Material shown
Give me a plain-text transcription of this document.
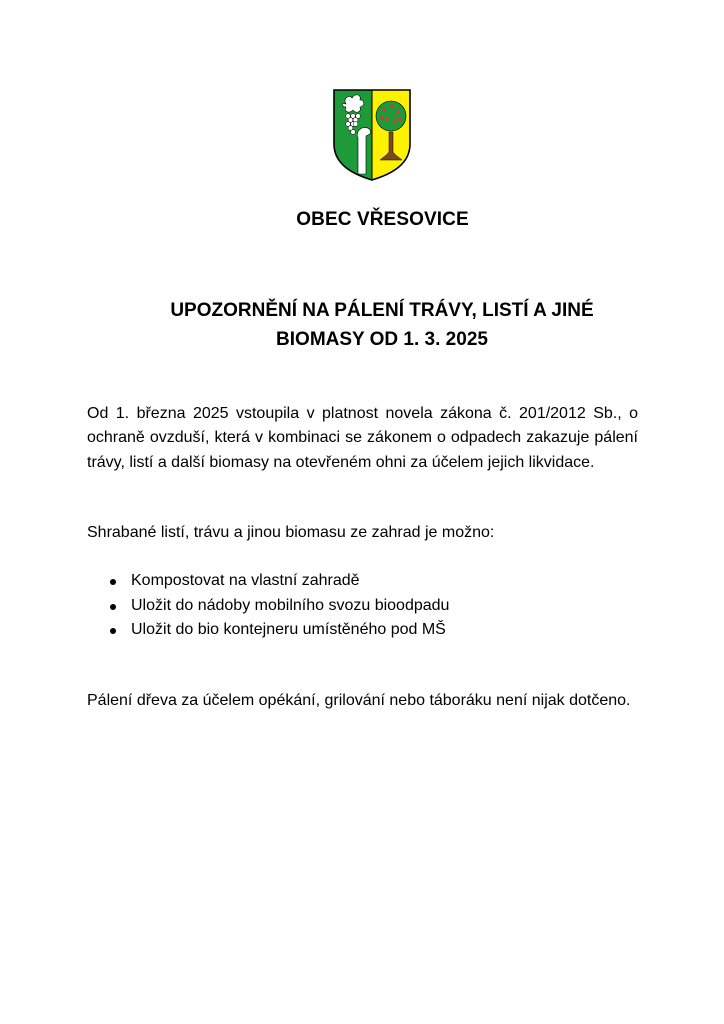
OBEC VŘESOVICE
UPOZORNĚNÍ NA PÁLENÍ TRÁVY, LISTÍ A JINÉ
BIOMASY OD 1. 3. 2025

Od 1. března 2025 vstoupila v platnost novela zákona č. 201/2012 Sb., o ochraně ovzduší, která v kombinaci se zákonem o odpadech zakazuje pálení trávy, listí a další biomasy na otevřeném ohni za účelem jejich likvidace.

Shrabané listí, trávu a jinou biomasu ze zahrad je možno:

Kompostovat na vlastní zahradě
Uložit do nádoby mobilního svozu bioodpadu
Uložit do bio kontejneru umístěného pod MŠ

Pálení dřeva za účelem opékání, grilování nebo táboráku není nijak dotčeno.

What is being asked
Show every line that contains the word "Uložit".

Answer to this exercise
Uložit do nádoby mobilního svozu bioodpadu
Uložit do bio kontejneru umístěného pod MŠ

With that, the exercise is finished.